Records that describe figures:

● ● ● ●

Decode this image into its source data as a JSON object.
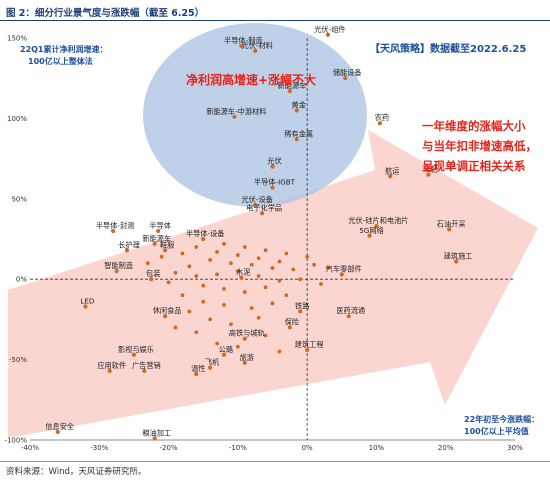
{
  "figure": {
    "title": "图 2：细分行业景气度与涨跌幅（截至 6.25）",
    "source": "资料来源：Wind，天风证券研究所。"
  },
  "annotations": {
    "y_note_line1": "22Q1累计净利润增速：",
    "y_note_line2": "100亿以上整体法",
    "x_note_line1": "22年初至今涨跌幅：",
    "x_note_line2": "100亿以上平均值",
    "ellipse_text": "净利润高增速+涨幅不大",
    "strategy_text": "【天风策略】数据截至2022.6.25",
    "arrow_text_line1": "一年维度的涨幅大小",
    "arrow_text_line2": "与当年扣非增速高低，",
    "arrow_text_line3": "呈现单调正相关关系"
  },
  "colors": {
    "point": "#d2691e",
    "ellipse": "#a9c1e0",
    "arrow": "#f7b4ac",
    "red_text": "#e8231b",
    "blue_text": "#1f4e9c"
  },
  "chart_data": {
    "type": "scatter",
    "title": "",
    "xlabel": "",
    "ylabel": "",
    "xlim": [
      -40,
      30
    ],
    "ylim": [
      -100,
      150
    ],
    "x_ticks": [
      -40,
      -30,
      -20,
      -10,
      0,
      10,
      20,
      30
    ],
    "x_tick_labels": [
      "-40%",
      "-30%",
      "-20%",
      "-10%",
      "0%",
      "10%",
      "20%",
      "30%"
    ],
    "y_ticks": [
      -100,
      -50,
      0,
      50,
      100,
      150
    ],
    "y_tick_labels": [
      "-100%",
      "-50%",
      "0%",
      "50%",
      "100%",
      "150%"
    ],
    "grid": false,
    "points": [
      {
        "label": "光伏-组件",
        "x": 3,
        "y": 152
      },
      {
        "label": "储能设备",
        "x": 5.5,
        "y": 125
      },
      {
        "label": "半导体-制造",
        "x": -9.5,
        "y": 145
      },
      {
        "label": "光伏-材料",
        "x": -7.5,
        "y": 142
      },
      {
        "label": "新能源车",
        "x": -2.5,
        "y": 117
      },
      {
        "label": "黄金",
        "x": -1.5,
        "y": 105
      },
      {
        "label": "新能源车-中游材料",
        "x": -10.5,
        "y": 101
      },
      {
        "label": "农药",
        "x": 10.5,
        "y": 97
      },
      {
        "label": "稀有金属",
        "x": -1.5,
        "y": 87
      },
      {
        "label": "航运",
        "x": 12,
        "y": 64
      },
      {
        "label": "化肥",
        "x": 17.5,
        "y": 65
      },
      {
        "label": "光伏",
        "x": -5,
        "y": 70
      },
      {
        "label": "半导体-IGBT",
        "x": -5,
        "y": 57
      },
      {
        "label": "光伏-设备",
        "x": -7.5,
        "y": 46
      },
      {
        "label": "电子化学品",
        "x": -6.5,
        "y": 41
      },
      {
        "label": "光伏-硅片和电池片",
        "x": 10,
        "y": 33
      },
      {
        "label": "石油开采",
        "x": 20.5,
        "y": 31
      },
      {
        "label": "5G网络",
        "x": 9,
        "y": 27
      },
      {
        "label": "建筑施工",
        "x": 21.5,
        "y": 11
      },
      {
        "label": "半导体-封测",
        "x": -28,
        "y": 30
      },
      {
        "label": "半导体",
        "x": -21.5,
        "y": 30
      },
      {
        "label": "新能源车",
        "x": -22,
        "y": 22
      },
      {
        "label": "半导体-设备",
        "x": -15,
        "y": 25
      },
      {
        "label": "长护理",
        "x": -26,
        "y": 18
      },
      {
        "label": "鞋服",
        "x": -20.5,
        "y": 18
      },
      {
        "label": "智能制造",
        "x": -27.5,
        "y": 5
      },
      {
        "label": "包装",
        "x": -22.5,
        "y": 0
      },
      {
        "label": "汽车零部件",
        "x": 5,
        "y": 3
      },
      {
        "label": "水泥",
        "x": -9.5,
        "y": 1
      },
      {
        "label": "LED",
        "x": -32,
        "y": -17
      },
      {
        "label": "休闲食品",
        "x": -20.5,
        "y": -23
      },
      {
        "label": "铁路",
        "x": -1,
        "y": -20
      },
      {
        "label": "医药流通",
        "x": 6,
        "y": -23
      },
      {
        "label": "保险",
        "x": -2.5,
        "y": -30
      },
      {
        "label": "高铁与城轨",
        "x": -9,
        "y": -37
      },
      {
        "label": "建筑工程",
        "x": 0,
        "y": -44
      },
      {
        "label": "影视与娱乐",
        "x": -25,
        "y": -47
      },
      {
        "label": "应用软件",
        "x": -28.5,
        "y": -57
      },
      {
        "label": "广告营销",
        "x": -23.5,
        "y": -57
      },
      {
        "label": "温性",
        "x": -16,
        "y": -59
      },
      {
        "label": "飞机",
        "x": -14,
        "y": -55
      },
      {
        "label": "公路",
        "x": -12,
        "y": -47
      },
      {
        "label": "旅游",
        "x": -9,
        "y": -52
      },
      {
        "label": "信息安全",
        "x": -36,
        "y": -95
      },
      {
        "label": "粮油加工",
        "x": -22,
        "y": -99
      }
    ],
    "background_points": [
      {
        "x": -12,
        "y": 22
      },
      {
        "x": -9,
        "y": 20
      },
      {
        "x": -6,
        "y": 18
      },
      {
        "x": -3,
        "y": 16
      },
      {
        "x": 0,
        "y": 14
      },
      {
        "x": -14,
        "y": 12
      },
      {
        "x": -11,
        "y": 10
      },
      {
        "x": -8,
        "y": 9
      },
      {
        "x": -5,
        "y": 7
      },
      {
        "x": -2,
        "y": 6
      },
      {
        "x": -17,
        "y": 8
      },
      {
        "x": -19,
        "y": 4
      },
      {
        "x": -16,
        "y": 2
      },
      {
        "x": -13,
        "y": 3
      },
      {
        "x": -10,
        "y": 5
      },
      {
        "x": -7,
        "y": 2
      },
      {
        "x": -4,
        "y": -1
      },
      {
        "x": -1,
        "y": 0
      },
      {
        "x": 2,
        "y": -3
      },
      {
        "x": -15,
        "y": -4
      },
      {
        "x": -12,
        "y": -6
      },
      {
        "x": -9,
        "y": -8
      },
      {
        "x": -6,
        "y": -5
      },
      {
        "x": -3,
        "y": -10
      },
      {
        "x": -18,
        "y": -10
      },
      {
        "x": -15,
        "y": -14
      },
      {
        "x": -12,
        "y": -16
      },
      {
        "x": -8,
        "y": -18
      },
      {
        "x": -5,
        "y": -15
      },
      {
        "x": -20,
        "y": -2
      },
      {
        "x": -23,
        "y": 10
      },
      {
        "x": -21,
        "y": 14
      },
      {
        "x": -18,
        "y": 16
      },
      {
        "x": -16,
        "y": 20
      },
      {
        "x": -13,
        "y": 17
      },
      {
        "x": -10,
        "y": 15
      },
      {
        "x": -7,
        "y": 13
      },
      {
        "x": -4,
        "y": 11
      },
      {
        "x": 1,
        "y": 9
      },
      {
        "x": 3,
        "y": 7
      },
      {
        "x": -17,
        "y": -20
      },
      {
        "x": -14,
        "y": -25
      },
      {
        "x": -11,
        "y": -28
      },
      {
        "x": -7,
        "y": -24
      },
      {
        "x": -19,
        "y": -30
      },
      {
        "x": -16,
        "y": -33
      },
      {
        "x": -13,
        "y": -40
      },
      {
        "x": -10,
        "y": -42
      },
      {
        "x": -6,
        "y": -35
      },
      {
        "x": -4,
        "y": -45
      }
    ]
  }
}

● ● ● ●

Task prompt:
Write the records above out again exactly, with no pictures in your copy.

Written solution:
Decode this image into its source data as a JSON object.
{
  "figure": {
    "title": "图 2：细分行业景气度与涨跌幅（截至 6.25）",
    "source": "资料来源：Wind，天风证券研究所。"
  },
  "annotations": {
    "y_note_line1": "22Q1累计净利润增速：",
    "y_note_line2": "100亿以上整体法",
    "x_note_line1": "22年初至今涨跌幅：",
    "x_note_line2": "100亿以上平均值",
    "ellipse_text": "净利润高增速+涨幅不大",
    "strategy_text": "【天风策略】数据截至2022.6.25",
    "arrow_text_line1": "一年维度的涨幅大小",
    "arrow_text_line2": "与当年扣非增速高低，",
    "arrow_text_line3": "呈现单调正相关关系"
  },
  "colors": {
    "point": "#d2691e",
    "ellipse": "#a9c1e0",
    "arrow": "#f7b4ac",
    "red_text": "#e8231b",
    "blue_text": "#1f4e9c"
  },
  "chart_data": {
    "type": "scatter",
    "title": "",
    "xlabel": "",
    "ylabel": "",
    "xlim": [
      -40,
      30
    ],
    "ylim": [
      -100,
      150
    ],
    "x_ticks": [
      -40,
      -30,
      -20,
      -10,
      0,
      10,
      20,
      30
    ],
    "x_tick_labels": [
      "-40%",
      "-30%",
      "-20%",
      "-10%",
      "0%",
      "10%",
      "20%",
      "30%"
    ],
    "y_ticks": [
      -100,
      -50,
      0,
      50,
      100,
      150
    ],
    "y_tick_labels": [
      "-100%",
      "-50%",
      "0%",
      "50%",
      "100%",
      "150%"
    ],
    "grid": false,
    "points": [
      {
        "label": "光伏-组件",
        "x": 3,
        "y": 152
      },
      {
        "label": "储能设备",
        "x": 5.5,
        "y": 125
      },
      {
        "label": "半导体-制造",
        "x": -9.5,
        "y": 145
      },
      {
        "label": "光伏-材料",
        "x": -7.5,
        "y": 142
      },
      {
        "label": "新能源车",
        "x": -2.5,
        "y": 117
      },
      {
        "label": "黄金",
        "x": -1.5,
        "y": 105
      },
      {
        "label": "新能源车-中游材料",
        "x": -10.5,
        "y": 101
      },
      {
        "label": "农药",
        "x": 10.5,
        "y": 97
      },
      {
        "label": "稀有金属",
        "x": -1.5,
        "y": 87
      },
      {
        "label": "航运",
        "x": 12,
        "y": 64
      },
      {
        "label": "化肥",
        "x": 17.5,
        "y": 65
      },
      {
        "label": "光伏",
        "x": -5,
        "y": 70
      },
      {
        "label": "半导体-IGBT",
        "x": -5,
        "y": 57
      },
      {
        "label": "光伏-设备",
        "x": -7.5,
        "y": 46
      },
      {
        "label": "电子化学品",
        "x": -6.5,
        "y": 41
      },
      {
        "label": "光伏-硅片和电池片",
        "x": 10,
        "y": 33
      },
      {
        "label": "石油开采",
        "x": 20.5,
        "y": 31
      },
      {
        "label": "5G网络",
        "x": 9,
        "y": 27
      },
      {
        "label": "建筑施工",
        "x": 21.5,
        "y": 11
      },
      {
        "label": "半导体-封测",
        "x": -28,
        "y": 30
      },
      {
        "label": "半导体",
        "x": -21.5,
        "y": 30
      },
      {
        "label": "新能源车",
        "x": -22,
        "y": 22
      },
      {
        "label": "半导体-设备",
        "x": -15,
        "y": 25
      },
      {
        "label": "长护理",
        "x": -26,
        "y": 18
      },
      {
        "label": "鞋服",
        "x": -20.5,
        "y": 18
      },
      {
        "label": "智能制造",
        "x": -27.5,
        "y": 5
      },
      {
        "label": "包装",
        "x": -22.5,
        "y": 0
      },
      {
        "label": "汽车零部件",
        "x": 5,
        "y": 3
      },
      {
        "label": "水泥",
        "x": -9.5,
        "y": 1
      },
      {
        "label": "LED",
        "x": -32,
        "y": -17
      },
      {
        "label": "休闲食品",
        "x": -20.5,
        "y": -23
      },
      {
        "label": "铁路",
        "x": -1,
        "y": -20
      },
      {
        "label": "医药流通",
        "x": 6,
        "y": -23
      },
      {
        "label": "保险",
        "x": -2.5,
        "y": -30
      },
      {
        "label": "高铁与城轨",
        "x": -9,
        "y": -37
      },
      {
        "label": "建筑工程",
        "x": 0,
        "y": -44
      },
      {
        "label": "影视与娱乐",
        "x": -25,
        "y": -47
      },
      {
        "label": "应用软件",
        "x": -28.5,
        "y": -57
      },
      {
        "label": "广告营销",
        "x": -23.5,
        "y": -57
      },
      {
        "label": "温性",
        "x": -16,
        "y": -59
      },
      {
        "label": "飞机",
        "x": -14,
        "y": -55
      },
      {
        "label": "公路",
        "x": -12,
        "y": -47
      },
      {
        "label": "旅游",
        "x": -9,
        "y": -52
      },
      {
        "label": "信息安全",
        "x": -36,
        "y": -95
      },
      {
        "label": "粮油加工",
        "x": -22,
        "y": -99
      }
    ],
    "background_points": [
      {
        "x": -12,
        "y": 22
      },
      {
        "x": -9,
        "y": 20
      },
      {
        "x": -6,
        "y": 18
      },
      {
        "x": -3,
        "y": 16
      },
      {
        "x": 0,
        "y": 14
      },
      {
        "x": -14,
        "y": 12
      },
      {
        "x": -11,
        "y": 10
      },
      {
        "x": -8,
        "y": 9
      },
      {
        "x": -5,
        "y": 7
      },
      {
        "x": -2,
        "y": 6
      },
      {
        "x": -17,
        "y": 8
      },
      {
        "x": -19,
        "y": 4
      },
      {
        "x": -16,
        "y": 2
      },
      {
        "x": -13,
        "y": 3
      },
      {
        "x": -10,
        "y": 5
      },
      {
        "x": -7,
        "y": 2
      },
      {
        "x": -4,
        "y": -1
      },
      {
        "x": -1,
        "y": 0
      },
      {
        "x": 2,
        "y": -3
      },
      {
        "x": -15,
        "y": -4
      },
      {
        "x": -12,
        "y": -6
      },
      {
        "x": -9,
        "y": -8
      },
      {
        "x": -6,
        "y": -5
      },
      {
        "x": -3,
        "y": -10
      },
      {
        "x": -18,
        "y": -10
      },
      {
        "x": -15,
        "y": -14
      },
      {
        "x": -12,
        "y": -16
      },
      {
        "x": -8,
        "y": -18
      },
      {
        "x": -5,
        "y": -15
      },
      {
        "x": -20,
        "y": -2
      },
      {
        "x": -23,
        "y": 10
      },
      {
        "x": -21,
        "y": 14
      },
      {
        "x": -18,
        "y": 16
      },
      {
        "x": -16,
        "y": 20
      },
      {
        "x": -13,
        "y": 17
      },
      {
        "x": -10,
        "y": 15
      },
      {
        "x": -7,
        "y": 13
      },
      {
        "x": -4,
        "y": 11
      },
      {
        "x": 1,
        "y": 9
      },
      {
        "x": 3,
        "y": 7
      },
      {
        "x": -17,
        "y": -20
      },
      {
        "x": -14,
        "y": -25
      },
      {
        "x": -11,
        "y": -28
      },
      {
        "x": -7,
        "y": -24
      },
      {
        "x": -19,
        "y": -30
      },
      {
        "x": -16,
        "y": -33
      },
      {
        "x": -13,
        "y": -40
      },
      {
        "x": -10,
        "y": -42
      },
      {
        "x": -6,
        "y": -35
      },
      {
        "x": -4,
        "y": -45
      }
    ]
  }
}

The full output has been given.